* _WHAT YOU HAVE TO DO_: Return the listing word for word, as given.

---------- PROVIDED RECORDS ----------

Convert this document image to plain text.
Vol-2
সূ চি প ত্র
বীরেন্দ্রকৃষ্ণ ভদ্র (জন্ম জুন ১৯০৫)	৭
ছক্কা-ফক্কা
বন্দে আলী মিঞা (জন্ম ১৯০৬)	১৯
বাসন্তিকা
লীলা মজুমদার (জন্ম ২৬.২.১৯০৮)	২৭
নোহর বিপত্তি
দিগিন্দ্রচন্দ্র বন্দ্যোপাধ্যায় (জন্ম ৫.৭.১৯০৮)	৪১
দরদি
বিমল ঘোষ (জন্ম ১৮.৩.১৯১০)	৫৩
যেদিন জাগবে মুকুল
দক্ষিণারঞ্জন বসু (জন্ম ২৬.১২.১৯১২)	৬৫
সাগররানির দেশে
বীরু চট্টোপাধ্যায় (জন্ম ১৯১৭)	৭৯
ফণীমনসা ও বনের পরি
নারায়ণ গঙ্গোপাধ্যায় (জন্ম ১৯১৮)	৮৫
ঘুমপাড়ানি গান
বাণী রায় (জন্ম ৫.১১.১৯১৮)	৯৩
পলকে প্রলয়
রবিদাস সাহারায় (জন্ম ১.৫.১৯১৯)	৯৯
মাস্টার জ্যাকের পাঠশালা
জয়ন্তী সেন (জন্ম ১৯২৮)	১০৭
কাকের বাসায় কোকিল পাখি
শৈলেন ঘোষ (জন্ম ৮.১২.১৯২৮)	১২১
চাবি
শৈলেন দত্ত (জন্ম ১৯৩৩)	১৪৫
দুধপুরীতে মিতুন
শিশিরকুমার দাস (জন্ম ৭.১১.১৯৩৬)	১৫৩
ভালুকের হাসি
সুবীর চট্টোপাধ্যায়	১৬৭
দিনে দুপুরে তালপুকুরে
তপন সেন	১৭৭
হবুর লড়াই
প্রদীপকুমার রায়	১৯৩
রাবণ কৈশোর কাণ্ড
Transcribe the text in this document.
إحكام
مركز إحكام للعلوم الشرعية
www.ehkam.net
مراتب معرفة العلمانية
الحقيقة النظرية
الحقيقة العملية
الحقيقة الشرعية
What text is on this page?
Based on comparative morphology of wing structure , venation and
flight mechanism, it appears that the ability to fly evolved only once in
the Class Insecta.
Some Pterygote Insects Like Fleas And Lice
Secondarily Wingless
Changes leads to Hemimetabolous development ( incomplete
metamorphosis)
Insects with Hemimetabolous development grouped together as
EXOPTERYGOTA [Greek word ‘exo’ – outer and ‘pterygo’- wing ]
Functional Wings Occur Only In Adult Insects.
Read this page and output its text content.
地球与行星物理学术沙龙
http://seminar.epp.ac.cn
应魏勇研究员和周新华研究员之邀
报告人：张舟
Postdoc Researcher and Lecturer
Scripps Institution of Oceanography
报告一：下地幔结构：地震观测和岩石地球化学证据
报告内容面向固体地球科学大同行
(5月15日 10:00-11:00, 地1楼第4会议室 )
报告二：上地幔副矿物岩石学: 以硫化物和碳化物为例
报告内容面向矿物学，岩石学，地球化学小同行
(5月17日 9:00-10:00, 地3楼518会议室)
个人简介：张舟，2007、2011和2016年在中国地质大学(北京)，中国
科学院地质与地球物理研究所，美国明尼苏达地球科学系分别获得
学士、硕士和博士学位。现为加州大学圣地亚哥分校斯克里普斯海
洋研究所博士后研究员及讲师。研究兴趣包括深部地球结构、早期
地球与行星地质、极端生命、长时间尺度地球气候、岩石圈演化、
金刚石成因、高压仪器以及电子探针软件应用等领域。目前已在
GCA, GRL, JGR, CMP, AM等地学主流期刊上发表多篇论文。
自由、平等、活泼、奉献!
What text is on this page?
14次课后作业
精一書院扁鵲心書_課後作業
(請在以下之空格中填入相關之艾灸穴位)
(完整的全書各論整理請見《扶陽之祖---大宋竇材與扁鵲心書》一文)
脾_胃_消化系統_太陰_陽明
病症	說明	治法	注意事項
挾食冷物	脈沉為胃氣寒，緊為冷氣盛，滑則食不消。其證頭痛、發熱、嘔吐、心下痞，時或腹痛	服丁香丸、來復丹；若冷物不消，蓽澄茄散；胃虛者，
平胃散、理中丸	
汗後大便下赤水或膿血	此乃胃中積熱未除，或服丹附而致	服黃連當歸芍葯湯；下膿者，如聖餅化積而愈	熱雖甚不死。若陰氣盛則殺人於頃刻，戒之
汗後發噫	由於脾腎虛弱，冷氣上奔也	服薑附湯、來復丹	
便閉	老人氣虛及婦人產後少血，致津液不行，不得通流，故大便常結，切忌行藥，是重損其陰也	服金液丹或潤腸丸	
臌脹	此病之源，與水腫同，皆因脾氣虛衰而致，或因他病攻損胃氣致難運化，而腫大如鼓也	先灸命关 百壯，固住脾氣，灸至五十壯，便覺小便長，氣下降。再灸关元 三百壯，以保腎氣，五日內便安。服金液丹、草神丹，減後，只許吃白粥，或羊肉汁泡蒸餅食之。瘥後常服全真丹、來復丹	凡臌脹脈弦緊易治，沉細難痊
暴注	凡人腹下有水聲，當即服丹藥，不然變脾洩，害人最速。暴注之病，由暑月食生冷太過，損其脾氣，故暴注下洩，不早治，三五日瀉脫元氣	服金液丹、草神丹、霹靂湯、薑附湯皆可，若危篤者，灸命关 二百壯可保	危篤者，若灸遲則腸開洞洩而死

----------

* _PROBLEM SOLUTION_:
Convert this document image to plain text.
Vol-2
সূ চি প ত্র
বীরেন্দ্রকৃষ্ণ ভদ্র (জন্ম জুন ১৯০৫)	৭
ছক্কা-ফক্কা
বন্দে আলী মিঞা (জন্ম ১৯০৬)	১৯
বাসন্তিকা
লীলা মজুমদার (জন্ম ২৬.২.১৯০৮)	২৭
নোহর বিপত্তি
দিগিন্দ্রচন্দ্র বন্দ্যোপাধ্যায় (জন্ম ৫.৭.১৯০৮)	৪১
দরদি
বিমল ঘোষ (জন্ম ১৮.৩.১৯১০)	৫৩
যেদিন জাগবে মুকুল
দক্ষিণারঞ্জন বসু (জন্ম ২৬.১২.১৯১২)	৬৫
সাগররানির দেশে
বীরু চট্টোপাধ্যায় (জন্ম ১৯১৭)	৭৯
ফণীমনসা ও বনের পরি
নারায়ণ গঙ্গোপাধ্যায় (জন্ম ১৯১৮)	৮৫
ঘুমপাড়ানি গান
বাণী রায় (জন্ম ৫.১১.১৯১৮)	৯৩
পলকে প্রলয়
রবিদাস সাহারায় (জন্ম ১.৫.১৯১৯)	৯৯
মাস্টার জ্যাকের পাঠশালা
জয়ন্তী সেন (জন্ম ১৯২৮)	১০৭
কাকের বাসায় কোকিল পাখি
শৈলেন ঘোষ (জন্ম ৮.১২.১৯২৮)	১২১
চাবি
শৈলেন দত্ত (জন্ম ১৯৩৩)	১৪৫
দুধপুরীতে মিতুন
শিশিরকুমার দাস (জন্ম ৭.১১.১৯৩৬)	১৫৩
ভালুকের হাসি
সুবীর চট্টোপাধ্যায়	১৬৭
দিনে দুপুরে তালপুকুরে
তপন সেন	১৭৭
হবুর লড়াই
প্রদীপকুমার রায়	১৯৩
রাবণ কৈশোর কাণ্ড
Transcribe the text in this document.
إحكام
مركز إحكام للعلوم الشرعية
www.ehkam.net
مراتب معرفة العلمانية
الحقيقة النظرية
الحقيقة العملية
الحقيقة الشرعية
What text is on this page?
Based on comparative morphology of wing structure , venation and
flight mechanism, it appears that the ability to fly evolved only once in
the Class Insecta.
Some Pterygote Insects Like Fleas And Lice
Secondarily Wingless
Changes leads to Hemimetabolous development ( incomplete
metamorphosis)
Insects with Hemimetabolous development grouped together as
EXOPTERYGOTA [Greek word ‘exo’ – outer and ‘pterygo’- wing ]
Functional Wings Occur Only In Adult Insects.
Read this page and output its text content.
地球与行星物理学术沙龙
http://seminar.epp.ac.cn
应魏勇研究员和周新华研究员之邀
报告人：张舟
Postdoc Researcher and Lecturer
Scripps Institution of Oceanography
报告一：下地幔结构：地震观测和岩石地球化学证据
报告内容面向固体地球科学大同行
(5月15日 10:00-11:00, 地1楼第4会议室 )
报告二：上地幔副矿物岩石学: 以硫化物和碳化物为例
报告内容面向矿物学，岩石学，地球化学小同行
(5月17日 9:00-10:00, 地3楼518会议室)
个人简介：张舟，2007、2011和2016年在中国地质大学(北京)，中国
科学院地质与地球物理研究所，美国明尼苏达地球科学系分别获得
学士、硕士和博士学位。现为加州大学圣地亚哥分校斯克里普斯海
洋研究所博士后研究员及讲师。研究兴趣包括深部地球结构、早期
地球与行星地质、极端生命、长时间尺度地球气候、岩石圈演化、
金刚石成因、高压仪器以及电子探针软件应用等领域。目前已在
GCA, GRL, JGR, CMP, AM等地学主流期刊上发表多篇论文。
自由、平等、活泼、奉献!
What text is on this page?
14次课后作业
精一書院扁鵲心書_課後作業
(請在以下之空格中填入相關之艾灸穴位)
(完整的全書各論整理請見《扶陽之祖---大宋竇材與扁鵲心書》一文)
脾_胃_消化系統_太陰_陽明
病症	說明	治法	注意事項
挾食冷物	脈沉為胃氣寒，緊為冷氣盛，滑則食不消。其證頭痛、發熱、嘔吐、心下痞，時或腹痛	服丁香丸、來復丹；若冷物不消，蓽澄茄散；胃虛者，
平胃散、理中丸	
汗後大便下赤水或膿血	此乃胃中積熱未除，或服丹附而致	服黃連當歸芍葯湯；下膿者，如聖餅化積而愈	熱雖甚不死。若陰氣盛則殺人於頃刻，戒之
汗後發噫	由於脾腎虛弱，冷氣上奔也	服薑附湯、來復丹	
便閉	老人氣虛及婦人產後少血，致津液不行，不得通流，故大便常結，切忌行藥，是重損其陰也	服金液丹或潤腸丸	
臌脹	此病之源，與水腫同，皆因脾氣虛衰而致，或因他病攻損胃氣致難運化，而腫大如鼓也	先灸命关 百壯，固住脾氣，灸至五十壯，便覺小便長，氣下降。再灸关元 三百壯，以保腎氣，五日內便安。服金液丹、草神丹，減後，只許吃白粥，或羊肉汁泡蒸餅食之。瘥後常服全真丹、來復丹	凡臌脹脈弦緊易治，沉細難痊
暴注	凡人腹下有水聲，當即服丹藥，不然變脾洩，害人最速。暴注之病，由暑月食生冷太過，損其脾氣，故暴注下洩，不早治，三五日瀉脫元氣	服金液丹、草神丹、霹靂湯、薑附湯皆可，若危篤者，灸命关 二百壯可保	危篤者，若灸遲則腸開洞洩而死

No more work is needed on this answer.